Tally how many lines include "grid". The number is the whole answer.
··· Records for this exercise ···
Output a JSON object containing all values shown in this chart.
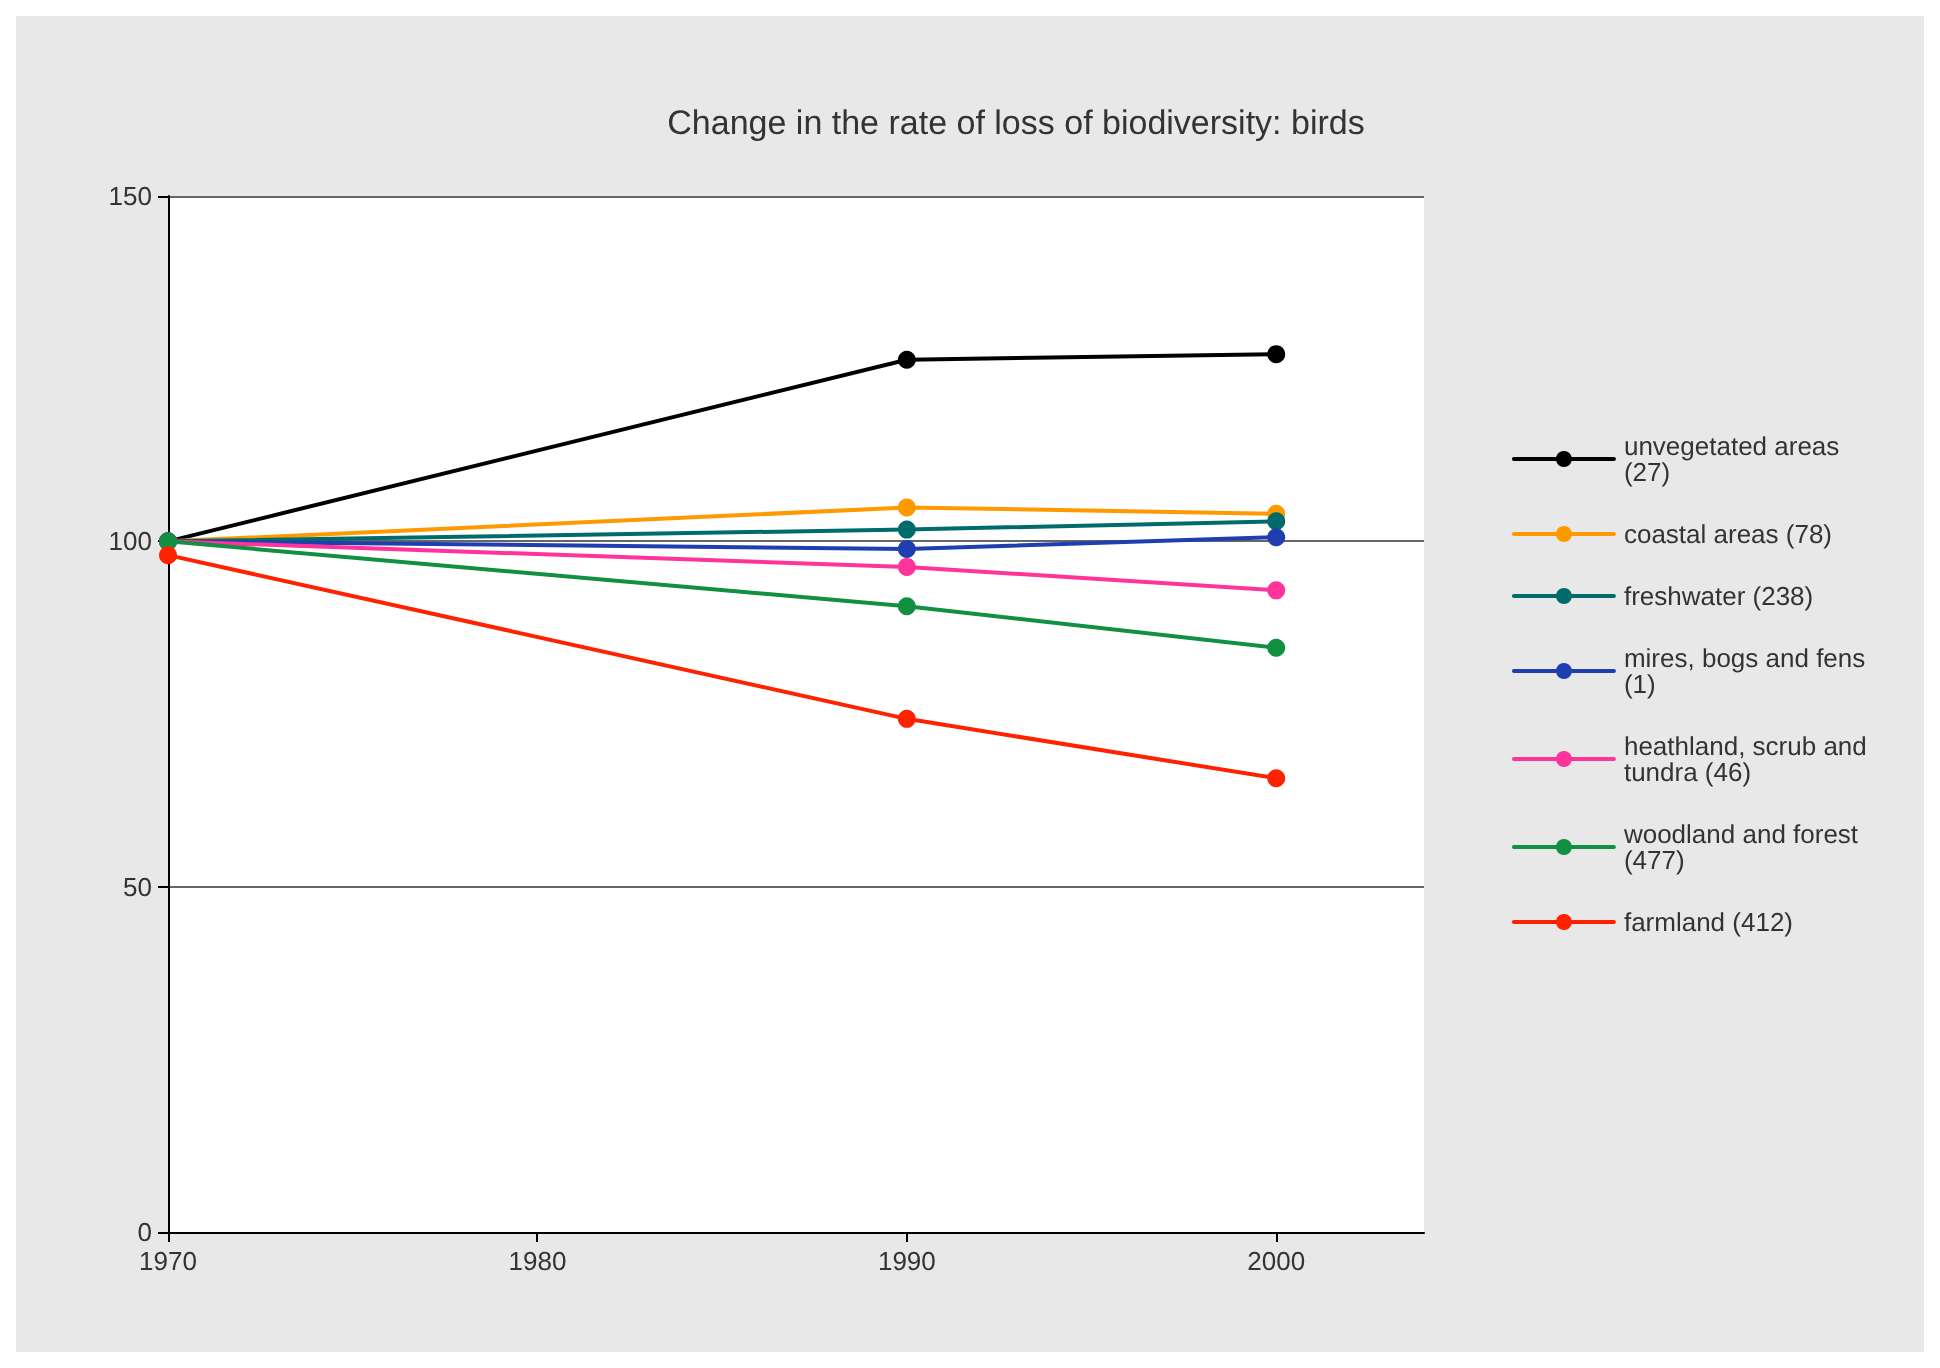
{
  "chart_data": {
    "type": "line",
    "title": "Change in the rate of loss of biodiversity: birds",
    "x": [
      1970,
      1990,
      2000
    ],
    "xlim": [
      1970,
      2004
    ],
    "xticks": [
      1970,
      1980,
      1990,
      2000
    ],
    "ylim": [
      0,
      150
    ],
    "yticks": [
      0,
      50,
      100,
      150
    ],
    "grid": "y",
    "legend": "right",
    "marker": "circle",
    "series": [
      {
        "name": "unvegetated areas (27)",
        "color": "#000000",
        "values": [
          100,
          126.3,
          127.1
        ]
      },
      {
        "name": "coastal areas (78)",
        "color": "#ff9900",
        "values": [
          100,
          104.9,
          104
        ]
      },
      {
        "name": "freshwater (238)",
        "color": "#006b6b",
        "values": [
          100,
          101.7,
          102.9
        ]
      },
      {
        "name": "mires, bogs and fens (1)",
        "color": "#1f3fb0",
        "values": [
          100,
          98.9,
          100.6
        ]
      },
      {
        "name": "heathland, scrub and tundra (46)",
        "color": "#ff3399",
        "values": [
          100,
          96.3,
          92.9
        ]
      },
      {
        "name": "woodland and forest (477)",
        "color": "#109040",
        "values": [
          100,
          90.6,
          84.6
        ]
      },
      {
        "name": "farmland (412)",
        "color": "#ff2200",
        "values": [
          98,
          74.3,
          65.7
        ]
      }
    ]
  }
}
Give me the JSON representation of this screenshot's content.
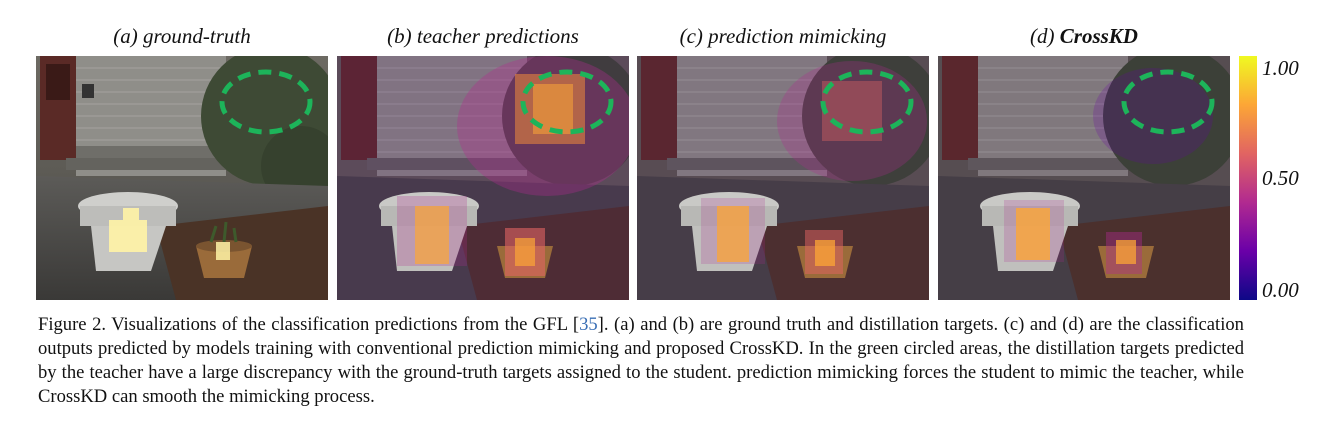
{
  "panels": [
    {
      "label": "(a) ground-truth",
      "bold_part": ""
    },
    {
      "label": "(b) teacher predictions",
      "bold_part": ""
    },
    {
      "label": "(c) prediction mimicking",
      "bold_part": ""
    },
    {
      "label": "(d) ",
      "bold_part": "CrossKD"
    }
  ],
  "colorbar": {
    "ticks": [
      "1.00",
      "0.50",
      "0.00"
    ],
    "colors": [
      "#f0f921",
      "#fca636",
      "#e16462",
      "#b12a90",
      "#6a00a8",
      "#0d0887"
    ]
  },
  "circle_color": "#1db45a",
  "caption": {
    "lead": "Figure 2. Visualizations of the classification predictions from the GFL [",
    "ref": "35",
    "rest": "]. (a) and (b) are ground truth and distillation targets. (c) and (d) are the classification outputs predicted by models training with conventional prediction mimicking and proposed CrossKD. In the green circled areas, the distillation targets predicted by the teacher have a large discrepancy with the ground-truth targets assigned to the student. prediction mimicking forces the student to mimic the teacher, while CrossKD can smooth the mimicking process."
  }
}
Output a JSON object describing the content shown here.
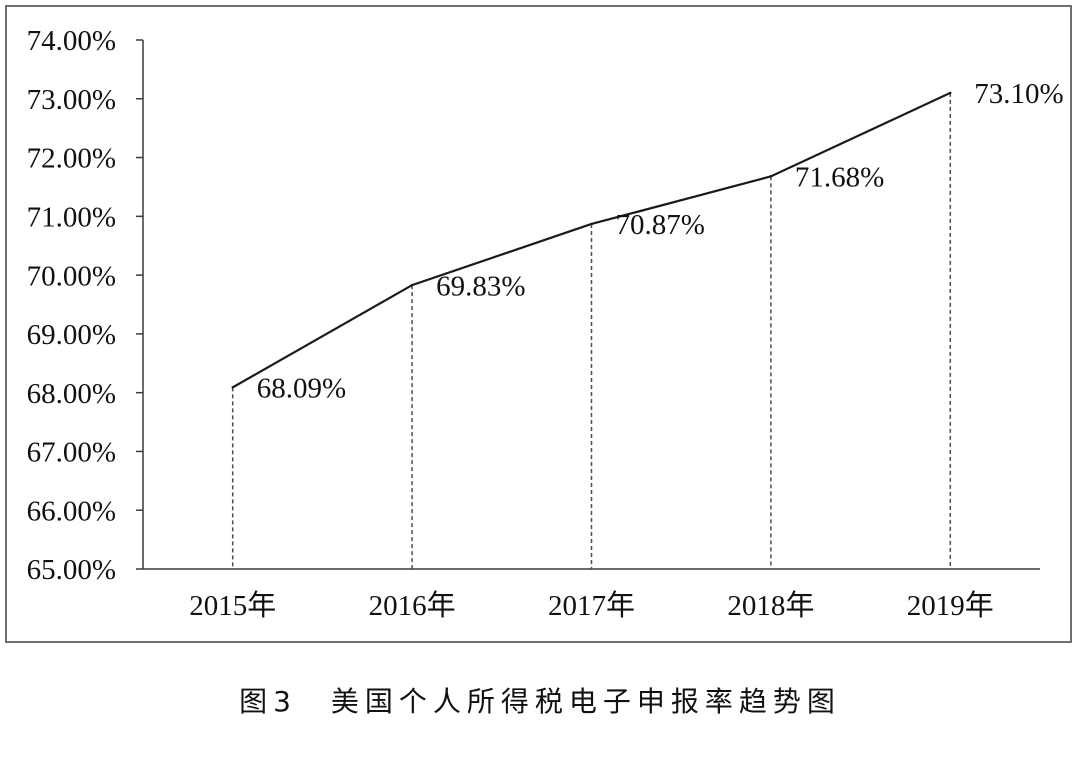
{
  "chart_data": {
    "type": "line",
    "title": "图3　美国个人所得税电子申报率趋势图",
    "xlabel": "",
    "ylabel": "",
    "categories": [
      "2015年",
      "2016年",
      "2017年",
      "2018年",
      "2019年"
    ],
    "series": [
      {
        "values": [
          68.09,
          69.83,
          70.87,
          71.68,
          73.1
        ],
        "data_labels": [
          "68.09%",
          "69.83%",
          "70.87%",
          "71.68%",
          "73.10%"
        ]
      }
    ],
    "ylim": [
      65,
      74
    ],
    "yticks": [
      65,
      66,
      67,
      68,
      69,
      70,
      71,
      72,
      73,
      74
    ],
    "ytick_labels": [
      "65.00%",
      "66.00%",
      "67.00%",
      "68.00%",
      "69.00%",
      "70.00%",
      "71.00%",
      "72.00%",
      "73.00%",
      "74.00%"
    ],
    "grid": false,
    "legend": "none",
    "drop_lines": "dashed",
    "colors": {
      "line": "#1a1a1a",
      "drop_lines": "#4d4d4d",
      "axes": "#3a3a3a"
    }
  }
}
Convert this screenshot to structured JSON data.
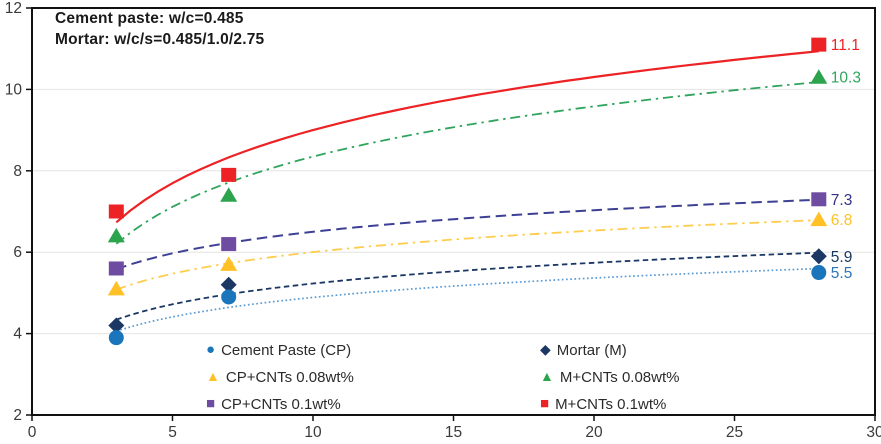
{
  "chart_data": {
    "type": "line",
    "title": "",
    "xlabel": "",
    "ylabel": "",
    "annotation": [
      "Cement paste: w/c=0.485",
      "Mortar: w/c/s=0.485/1.0/2.75"
    ],
    "x": [
      3,
      7,
      28
    ],
    "xlim": [
      0,
      30
    ],
    "ylim": [
      2,
      12
    ],
    "x_ticks": [
      0,
      5,
      10,
      15,
      20,
      25,
      30
    ],
    "y_ticks": [
      2,
      4,
      6,
      8,
      10,
      12
    ],
    "grid": "horizontal-light",
    "legend_position": "inside-bottom-center",
    "trendline": "logarithmic",
    "series": [
      {
        "name": "Cement Paste (CP)",
        "values": [
          3.9,
          4.9,
          5.5
        ],
        "end_label": "5.5",
        "marker": "circle",
        "marker_color": "#1B75BB",
        "line_color": "#5B9BD5",
        "line_style": "dotted",
        "label_color": "#2E75B6"
      },
      {
        "name": "Mortar (M)",
        "values": [
          4.2,
          5.2,
          5.9
        ],
        "end_label": "5.9",
        "marker": "diamond",
        "marker_color": "#1B3764",
        "line_color": "#1B3764",
        "line_style": "dash",
        "label_color": "#17375E"
      },
      {
        "name": "CP+CNTs 0.08wt%",
        "values": [
          5.1,
          5.7,
          6.8
        ],
        "end_label": "6.8",
        "marker": "triangle",
        "marker_color": "#FFC125",
        "line_color": "#FFCD4D",
        "line_style": "dashdot",
        "label_color": "#FFC125"
      },
      {
        "name": "M+CNTs 0.08wt%",
        "values": [
          6.4,
          7.4,
          10.3
        ],
        "end_label": "10.3",
        "marker": "triangle",
        "marker_color": "#2CA34D",
        "line_color": "#2FA45C",
        "line_style": "dashdot",
        "label_color": "#2FA45C"
      },
      {
        "name": "CP+CNTs 0.1wt%",
        "values": [
          5.6,
          6.2,
          7.3
        ],
        "end_label": "7.3",
        "marker": "square",
        "marker_color": "#6D4CA1",
        "line_color": "#3E4095",
        "line_style": "longdash",
        "label_color": "#303285"
      },
      {
        "name": "M+CNTs 0.1wt%",
        "values": [
          7.0,
          7.9,
          11.1
        ],
        "end_label": "11.1",
        "marker": "square",
        "marker_color": "#ED2224",
        "line_color": "#ED2224",
        "line_style": "solid",
        "label_color": "#ED2224"
      }
    ],
    "legend_columns": [
      [
        0,
        2,
        4
      ],
      [
        1,
        3,
        5
      ]
    ]
  }
}
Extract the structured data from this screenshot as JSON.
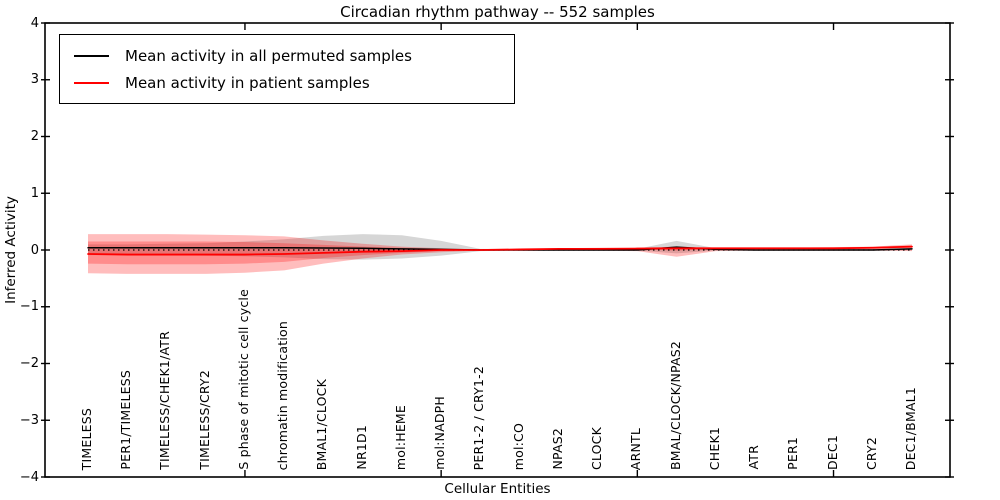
{
  "title": "Circadian rhythm pathway -- 552 samples",
  "legend": {
    "items": [
      {
        "label": "Mean activity in all permuted samples",
        "color": "#000000"
      },
      {
        "label": "Mean activity in patient samples",
        "color": "#ff0000"
      }
    ]
  },
  "axes": {
    "y_label": "Inferred Activity",
    "x_label": "Cellular Entities",
    "y_ticks": [
      "4",
      "3",
      "2",
      "1",
      "0",
      "−1",
      "−2",
      "−3",
      "−4"
    ]
  },
  "chart_data": {
    "type": "line",
    "title": "Circadian rhythm pathway -- 552 samples",
    "xlabel": "Cellular Entities",
    "ylabel": "Inferred Activity",
    "ylim": [
      -4,
      4
    ],
    "grid": false,
    "legend_position": "upper left",
    "zero_reference_line": 0,
    "categories": [
      "TIMELESS",
      "PER1/TIMELESS",
      "TIMELESS/CHEK1/ATR",
      "TIMELESS/CRY2",
      "S phase of mitotic cell cycle",
      "chromatin modification",
      "BMAL1/CLOCK",
      "NR1D1",
      "mol:HEME",
      "mol:NADPH",
      "PER1-2 / CRY1-2",
      "mol:CO",
      "NPAS2",
      "CLOCK",
      "ARNTL",
      "BMAL/CLOCK/NPAS2",
      "CHEK1",
      "ATR",
      "PER1",
      "DEC1",
      "CRY2",
      "DEC1/BMAL1"
    ],
    "axis_tick_category_indices": [
      4,
      9,
      14,
      19
    ],
    "series": [
      {
        "name": "Mean activity in all permuted samples",
        "kind": "line",
        "color": "#000000",
        "width": 1.5,
        "values": [
          0.04,
          0.04,
          0.04,
          0.04,
          0.04,
          0.04,
          0.035,
          0.03,
          0.02,
          0.01,
          0.0,
          0.0,
          0.0,
          0.0,
          0.0,
          0.05,
          0.01,
          0.0,
          0.0,
          0.0,
          0.0,
          0.02
        ]
      },
      {
        "name": "Mean activity in patient samples",
        "kind": "line",
        "color": "#ff0000",
        "width": 1.8,
        "values": [
          -0.07,
          -0.08,
          -0.08,
          -0.08,
          -0.08,
          -0.07,
          -0.05,
          -0.03,
          -0.02,
          0.0,
          0.0,
          0.01,
          0.02,
          0.02,
          0.025,
          0.03,
          0.03,
          0.03,
          0.03,
          0.03,
          0.04,
          0.06
        ]
      },
      {
        "name": "permuted samples spread",
        "kind": "band",
        "color": "#000000",
        "opacity": 0.16,
        "hi": [
          0.1,
          0.1,
          0.11,
          0.12,
          0.15,
          0.19,
          0.25,
          0.28,
          0.26,
          0.16,
          0.02,
          0.02,
          0.02,
          0.02,
          0.02,
          0.16,
          0.03,
          0.02,
          0.02,
          0.02,
          0.02,
          0.03
        ],
        "lo": [
          -0.09,
          -0.09,
          -0.09,
          -0.1,
          -0.11,
          -0.13,
          -0.16,
          -0.17,
          -0.15,
          -0.1,
          -0.02,
          -0.01,
          -0.01,
          -0.01,
          -0.01,
          -0.06,
          -0.01,
          -0.01,
          -0.01,
          -0.01,
          -0.01,
          -0.01
        ]
      },
      {
        "name": "patient samples outer spread",
        "kind": "band",
        "color": "#ff0000",
        "opacity": 0.26,
        "hi": [
          0.28,
          0.28,
          0.28,
          0.27,
          0.26,
          0.24,
          0.17,
          0.11,
          0.06,
          0.03,
          0.01,
          0.02,
          0.03,
          0.04,
          0.04,
          0.06,
          0.04,
          0.04,
          0.04,
          0.05,
          0.06,
          0.1
        ],
        "lo": [
          -0.41,
          -0.42,
          -0.42,
          -0.42,
          -0.4,
          -0.36,
          -0.24,
          -0.15,
          -0.08,
          -0.04,
          -0.01,
          -0.01,
          -0.01,
          -0.01,
          -0.02,
          -0.12,
          -0.02,
          -0.01,
          -0.01,
          -0.01,
          -0.01,
          -0.02
        ]
      },
      {
        "name": "patient samples inner spread",
        "kind": "band",
        "color": "#ff0000",
        "opacity": 0.26,
        "hi": [
          0.15,
          0.15,
          0.15,
          0.15,
          0.14,
          0.12,
          0.09,
          0.06,
          0.04,
          0.02,
          0.01,
          0.01,
          0.02,
          0.03,
          0.03,
          0.05,
          0.03,
          0.03,
          0.03,
          0.04,
          0.05,
          0.08
        ],
        "lo": [
          -0.24,
          -0.25,
          -0.25,
          -0.25,
          -0.24,
          -0.21,
          -0.14,
          -0.09,
          -0.05,
          -0.02,
          0.0,
          0.0,
          0.005,
          0.01,
          0.015,
          -0.01,
          0.02,
          0.02,
          0.02,
          0.025,
          0.03,
          0.04
        ]
      }
    ]
  }
}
···
Correct output: 4